▶ [CONSIGNES]
(a) Restituez sans rien changer le passage du texte sur la lutte contre le terrorisme qui s'ouvre sur les mots contenant « La situation désastreuse » et se clôt sur « rapatriés sans délai. ».
(b) D'après le texte sur la lutte contre le terrorisme, qui doit être rapatrié en premier et sans délai depuis les camps et lieux de détention en Syrie et en Iraq ?

▶ [TEXTE PRÉSENTÉ]
Quels ont donc été les principaux enseignements de cette semaine ? Nous avons entendu comment les menaces terroristes continueront probablement de se diversifier avec la possibilité d’attaques impliquant la cyber-perturbation d’infrastructures critiques, les agents biologiques et la transformation en arme de maladies mortelles et discours de haine. Il y a eu un large consensus sur le fait que les énormes tensions et le stress causés par le Covid-19 mettront à rude épreuve la résilience et la cohésion de nos sociétés au cours des prochaines années. Ceci a mis en exergue l’importance des mesures préventives et la participation de toutes les franges de la société, en particulier les femmes et les jeunes, à l’élaboration et à la mise en œuvre de politiques et programmes de lutte contre le terrorisme. L’appel du Secrétaire général à un cessez-le-feu mondial pour lutter contre le virus, atténuer les souffrances humaines et briser le cycle de violence dans lequel le terrorisme peut prospérer, a également été renforcé. Un large consensus s’est dégagé parmi les intervenants sur le fait qu’il est plus que jamais important que les mesures de lutte contre le terrorisme protègent et promeuvent pleinement les droits de l’homme et l’Etat de droit, car le risque d’abus potentiels est en effet plus important dans le contexte du Covid-19. La liberté d’expression et le droit à la vie privée en sont des exemples.

La situation désastreuse dans les camps et les lieux de détention détenant des combattants terroristes étrangers présumés et des milliers de femmes et d’enfants en Syrie et en Iraq, un autre sujet discuté pendant la Semaine virtuelle sur la lutte contre le terrorisme, reste un défi. Nous avons tous la responsabilité de rapatrier de toute urgence le plus grand nombre possible de ces personnes afin de les soumettre, le cas échéant, à des poursuites judiciaires équitables et de leur fournir une réhabilitation et une réinsertion dans la société. Les enfants doivent être les premiers concernés et être rapatriés sans délai.

Les terroristes se sont adaptés au nouveau monde intégrant le Covid-19 et nous devons le faire également. L’ONU a fait preuve de souplesse pour changer sa façon de travailler, afin de mieux soutenir les efforts des pays et communautés locales dans la prévention et la lutte contre le terrorisme dans le monde. Nous utilisons, de plus en plus, des outils d’apprentissage en ligne afin de pouvoir offrir nos programmes de formation en ligne et nous utilisons des plateformes de communication modernes pour interagir avec de nouveaux publics, en particulier les jeunes.

▶ [DONNÉES DE L'EXERCICE]
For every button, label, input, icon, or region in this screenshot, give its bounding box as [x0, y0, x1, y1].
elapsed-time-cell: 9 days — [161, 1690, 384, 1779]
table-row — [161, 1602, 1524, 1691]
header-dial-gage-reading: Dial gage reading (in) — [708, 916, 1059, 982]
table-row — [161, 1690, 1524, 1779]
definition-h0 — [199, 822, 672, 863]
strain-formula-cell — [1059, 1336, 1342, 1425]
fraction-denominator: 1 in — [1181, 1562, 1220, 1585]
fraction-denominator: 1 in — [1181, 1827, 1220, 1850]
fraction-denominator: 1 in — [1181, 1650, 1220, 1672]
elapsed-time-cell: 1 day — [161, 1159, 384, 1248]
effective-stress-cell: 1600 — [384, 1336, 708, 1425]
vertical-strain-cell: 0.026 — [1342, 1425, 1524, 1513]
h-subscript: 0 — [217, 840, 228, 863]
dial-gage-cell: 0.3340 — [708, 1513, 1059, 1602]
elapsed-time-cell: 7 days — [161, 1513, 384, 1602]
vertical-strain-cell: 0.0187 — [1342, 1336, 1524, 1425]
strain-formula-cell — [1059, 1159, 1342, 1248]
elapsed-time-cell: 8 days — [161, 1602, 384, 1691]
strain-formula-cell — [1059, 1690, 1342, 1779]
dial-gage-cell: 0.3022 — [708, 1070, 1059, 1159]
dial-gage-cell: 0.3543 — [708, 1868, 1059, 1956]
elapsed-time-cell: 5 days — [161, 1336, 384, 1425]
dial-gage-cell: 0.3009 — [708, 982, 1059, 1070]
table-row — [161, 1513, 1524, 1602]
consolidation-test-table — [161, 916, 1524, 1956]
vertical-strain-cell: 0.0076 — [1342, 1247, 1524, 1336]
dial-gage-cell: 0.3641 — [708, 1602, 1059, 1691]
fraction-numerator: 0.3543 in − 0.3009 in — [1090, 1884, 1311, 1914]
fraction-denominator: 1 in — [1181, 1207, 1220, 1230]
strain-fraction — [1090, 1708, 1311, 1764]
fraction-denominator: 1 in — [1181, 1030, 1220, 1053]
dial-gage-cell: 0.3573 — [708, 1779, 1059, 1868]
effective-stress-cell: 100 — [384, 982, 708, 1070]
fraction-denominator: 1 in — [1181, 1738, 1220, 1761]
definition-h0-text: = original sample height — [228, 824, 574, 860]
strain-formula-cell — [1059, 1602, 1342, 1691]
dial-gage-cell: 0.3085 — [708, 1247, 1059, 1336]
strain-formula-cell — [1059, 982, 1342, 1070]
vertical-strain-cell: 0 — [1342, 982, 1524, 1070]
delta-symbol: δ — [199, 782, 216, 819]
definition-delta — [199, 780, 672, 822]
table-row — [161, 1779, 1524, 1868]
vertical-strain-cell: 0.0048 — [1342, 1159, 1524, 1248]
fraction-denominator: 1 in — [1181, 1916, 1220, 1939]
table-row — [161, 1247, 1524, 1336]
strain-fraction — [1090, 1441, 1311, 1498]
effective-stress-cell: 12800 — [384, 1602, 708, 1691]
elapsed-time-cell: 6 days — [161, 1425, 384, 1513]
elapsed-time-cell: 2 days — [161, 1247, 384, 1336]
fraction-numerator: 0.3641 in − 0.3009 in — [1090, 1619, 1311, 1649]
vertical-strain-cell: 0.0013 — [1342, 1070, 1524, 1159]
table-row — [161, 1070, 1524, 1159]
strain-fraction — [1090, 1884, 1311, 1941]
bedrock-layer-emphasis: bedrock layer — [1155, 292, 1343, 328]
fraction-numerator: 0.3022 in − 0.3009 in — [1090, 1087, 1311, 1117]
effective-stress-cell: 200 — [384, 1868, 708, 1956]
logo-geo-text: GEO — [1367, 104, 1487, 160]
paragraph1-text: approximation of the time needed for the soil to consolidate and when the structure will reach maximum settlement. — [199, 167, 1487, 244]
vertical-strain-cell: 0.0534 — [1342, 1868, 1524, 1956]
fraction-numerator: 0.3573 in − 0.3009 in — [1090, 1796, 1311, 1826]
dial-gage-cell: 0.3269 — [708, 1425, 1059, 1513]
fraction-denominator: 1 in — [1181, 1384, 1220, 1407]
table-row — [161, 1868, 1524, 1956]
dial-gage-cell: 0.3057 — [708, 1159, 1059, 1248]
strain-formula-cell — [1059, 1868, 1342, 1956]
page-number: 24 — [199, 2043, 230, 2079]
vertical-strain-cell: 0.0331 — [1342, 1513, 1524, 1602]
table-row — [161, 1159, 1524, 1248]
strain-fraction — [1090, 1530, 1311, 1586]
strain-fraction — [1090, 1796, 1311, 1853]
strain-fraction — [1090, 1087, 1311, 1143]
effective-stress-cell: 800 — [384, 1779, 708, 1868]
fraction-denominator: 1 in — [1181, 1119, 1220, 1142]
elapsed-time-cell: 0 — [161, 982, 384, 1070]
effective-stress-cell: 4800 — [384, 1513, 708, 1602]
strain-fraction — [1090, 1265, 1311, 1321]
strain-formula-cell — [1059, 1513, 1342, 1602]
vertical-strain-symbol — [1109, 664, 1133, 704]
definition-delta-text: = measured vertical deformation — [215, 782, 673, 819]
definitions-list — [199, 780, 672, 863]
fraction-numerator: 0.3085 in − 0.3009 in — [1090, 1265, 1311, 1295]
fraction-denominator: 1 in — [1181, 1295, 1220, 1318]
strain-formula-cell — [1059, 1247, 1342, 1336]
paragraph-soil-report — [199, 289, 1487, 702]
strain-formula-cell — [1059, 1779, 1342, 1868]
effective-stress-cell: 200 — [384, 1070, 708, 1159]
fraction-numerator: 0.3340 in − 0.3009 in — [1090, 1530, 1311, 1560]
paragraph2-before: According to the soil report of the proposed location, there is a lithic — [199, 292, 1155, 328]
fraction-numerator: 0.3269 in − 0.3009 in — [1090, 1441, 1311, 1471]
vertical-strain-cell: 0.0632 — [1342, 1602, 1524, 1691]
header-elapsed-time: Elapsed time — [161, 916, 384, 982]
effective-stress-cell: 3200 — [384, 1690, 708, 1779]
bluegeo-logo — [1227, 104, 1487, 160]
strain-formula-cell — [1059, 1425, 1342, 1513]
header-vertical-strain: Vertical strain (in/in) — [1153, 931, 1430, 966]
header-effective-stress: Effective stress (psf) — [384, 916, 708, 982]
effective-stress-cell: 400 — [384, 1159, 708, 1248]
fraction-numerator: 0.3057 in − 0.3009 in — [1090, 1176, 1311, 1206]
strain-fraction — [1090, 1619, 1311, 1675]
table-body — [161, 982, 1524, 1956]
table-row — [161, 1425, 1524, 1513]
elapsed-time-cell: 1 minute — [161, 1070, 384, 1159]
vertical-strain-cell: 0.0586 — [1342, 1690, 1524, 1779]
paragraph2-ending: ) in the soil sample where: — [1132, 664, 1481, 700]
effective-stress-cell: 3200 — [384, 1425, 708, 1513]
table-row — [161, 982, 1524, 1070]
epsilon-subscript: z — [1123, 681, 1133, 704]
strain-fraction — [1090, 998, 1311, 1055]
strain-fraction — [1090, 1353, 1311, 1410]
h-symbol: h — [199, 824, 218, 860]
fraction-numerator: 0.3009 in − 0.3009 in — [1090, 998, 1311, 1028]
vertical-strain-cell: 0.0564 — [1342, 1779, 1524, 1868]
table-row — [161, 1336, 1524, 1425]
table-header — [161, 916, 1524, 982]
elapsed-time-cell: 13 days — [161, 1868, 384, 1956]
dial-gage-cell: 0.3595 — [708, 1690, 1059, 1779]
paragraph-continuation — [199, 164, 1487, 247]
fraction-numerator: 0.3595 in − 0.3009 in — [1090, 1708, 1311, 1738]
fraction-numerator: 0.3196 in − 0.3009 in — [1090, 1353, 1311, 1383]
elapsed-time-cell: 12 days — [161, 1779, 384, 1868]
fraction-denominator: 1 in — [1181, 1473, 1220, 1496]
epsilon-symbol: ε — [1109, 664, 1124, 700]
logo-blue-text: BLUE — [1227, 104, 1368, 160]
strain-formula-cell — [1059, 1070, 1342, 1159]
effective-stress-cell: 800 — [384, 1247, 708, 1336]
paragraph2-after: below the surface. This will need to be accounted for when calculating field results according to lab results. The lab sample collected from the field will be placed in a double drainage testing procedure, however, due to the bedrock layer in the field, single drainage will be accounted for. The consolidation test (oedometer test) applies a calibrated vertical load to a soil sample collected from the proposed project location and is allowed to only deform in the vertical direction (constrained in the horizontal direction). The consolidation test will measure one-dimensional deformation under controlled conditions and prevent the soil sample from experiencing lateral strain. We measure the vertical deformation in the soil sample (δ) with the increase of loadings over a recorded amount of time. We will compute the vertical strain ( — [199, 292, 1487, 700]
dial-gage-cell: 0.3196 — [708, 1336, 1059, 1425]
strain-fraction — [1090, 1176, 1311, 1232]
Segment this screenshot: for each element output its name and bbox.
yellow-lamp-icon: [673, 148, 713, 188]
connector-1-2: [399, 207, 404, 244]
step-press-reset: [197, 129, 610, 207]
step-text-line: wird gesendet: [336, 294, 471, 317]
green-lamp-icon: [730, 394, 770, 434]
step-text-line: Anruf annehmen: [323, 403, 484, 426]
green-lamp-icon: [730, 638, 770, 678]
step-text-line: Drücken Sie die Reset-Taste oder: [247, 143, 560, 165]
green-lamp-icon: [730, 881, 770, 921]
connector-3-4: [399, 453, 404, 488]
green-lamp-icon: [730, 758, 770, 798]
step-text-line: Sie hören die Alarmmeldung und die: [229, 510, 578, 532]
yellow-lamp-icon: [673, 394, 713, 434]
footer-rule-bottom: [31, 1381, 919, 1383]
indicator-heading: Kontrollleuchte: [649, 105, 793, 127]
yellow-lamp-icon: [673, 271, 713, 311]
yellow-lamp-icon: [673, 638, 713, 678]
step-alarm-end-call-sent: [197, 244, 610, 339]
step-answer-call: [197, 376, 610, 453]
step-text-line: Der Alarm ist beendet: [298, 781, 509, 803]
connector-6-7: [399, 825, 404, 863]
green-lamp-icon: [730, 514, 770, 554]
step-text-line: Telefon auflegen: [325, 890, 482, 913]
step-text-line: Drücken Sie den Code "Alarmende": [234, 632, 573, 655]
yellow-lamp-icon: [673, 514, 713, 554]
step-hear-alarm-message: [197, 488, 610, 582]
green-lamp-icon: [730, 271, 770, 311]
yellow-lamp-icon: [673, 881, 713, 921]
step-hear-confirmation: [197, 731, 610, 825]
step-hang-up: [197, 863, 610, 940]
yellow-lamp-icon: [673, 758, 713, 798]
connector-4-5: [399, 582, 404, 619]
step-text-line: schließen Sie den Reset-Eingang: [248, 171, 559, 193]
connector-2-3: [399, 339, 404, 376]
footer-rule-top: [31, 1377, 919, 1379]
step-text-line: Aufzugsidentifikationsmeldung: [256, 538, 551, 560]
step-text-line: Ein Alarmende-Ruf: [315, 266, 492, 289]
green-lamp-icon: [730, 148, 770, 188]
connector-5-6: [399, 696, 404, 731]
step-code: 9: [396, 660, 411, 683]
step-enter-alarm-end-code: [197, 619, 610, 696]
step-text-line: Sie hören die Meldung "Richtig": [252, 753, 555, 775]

▶ [RÉPONSES DANS L'ORDRE]
(a)
La situation désastreuse dans les camps et les lieux de détention détenant des combattants terroristes étrangers présumés et des milliers de femmes et d’enfants en Syrie et en Iraq, un autre sujet discuté pendant la Semaine virtuelle sur la lutte contre le terrorisme, reste un défi. Nous avons tous la responsabilité de rapatrier de toute urgence le plus grand nombre possible de ces personnes afin de les soumettre, le cas échéant, à des poursuites judiciaires équitables et de leur fournir une réhabilitation et une réinsertion dans la société. Les enfants doivent être les premiers concernés et être rapatriés sans délai.

(b) Les enfants.